◆ What you will do
Look through the records below, and copy out every line that holds the string "values".

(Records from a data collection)
____

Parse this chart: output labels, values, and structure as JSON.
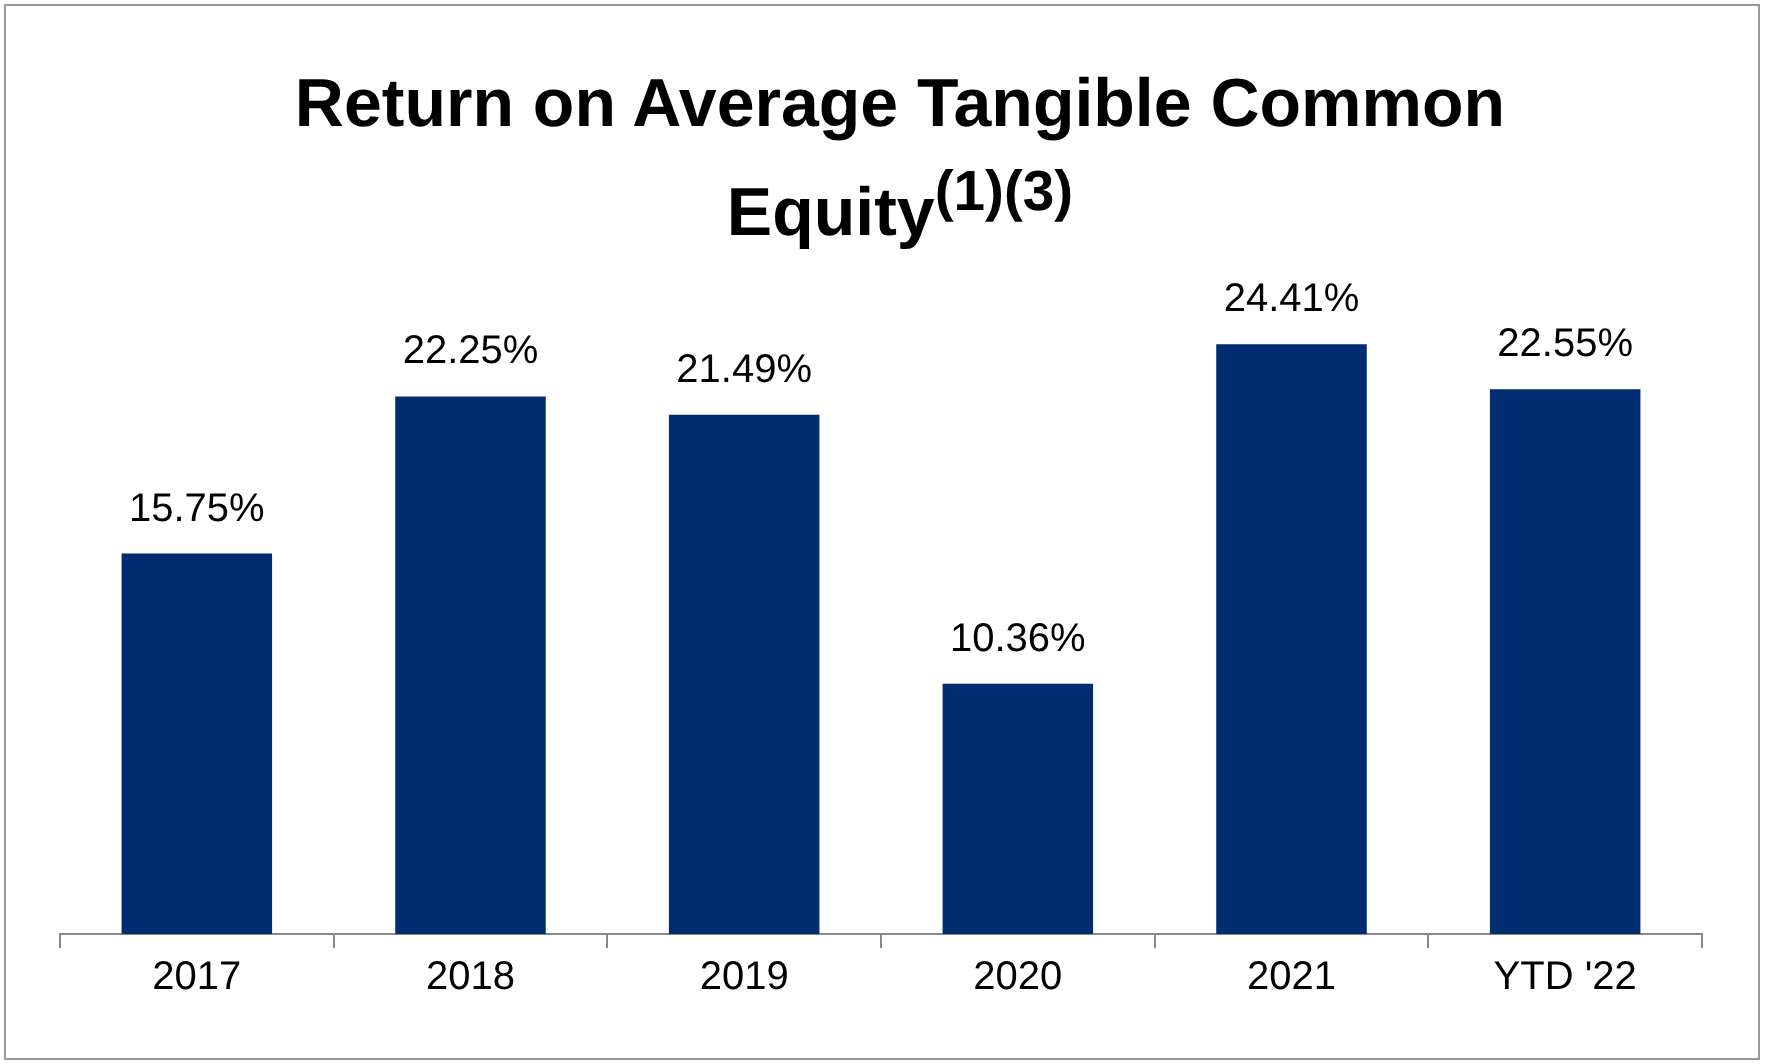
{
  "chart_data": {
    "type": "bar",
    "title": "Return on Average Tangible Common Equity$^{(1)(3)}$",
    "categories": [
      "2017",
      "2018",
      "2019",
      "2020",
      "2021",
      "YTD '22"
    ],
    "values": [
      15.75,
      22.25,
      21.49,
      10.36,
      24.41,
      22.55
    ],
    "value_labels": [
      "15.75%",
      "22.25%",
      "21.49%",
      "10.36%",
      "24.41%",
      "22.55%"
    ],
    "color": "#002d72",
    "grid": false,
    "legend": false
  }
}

____

◆ Final result
Parse this chart: output labels, values, and structure as JSON.
    "values": [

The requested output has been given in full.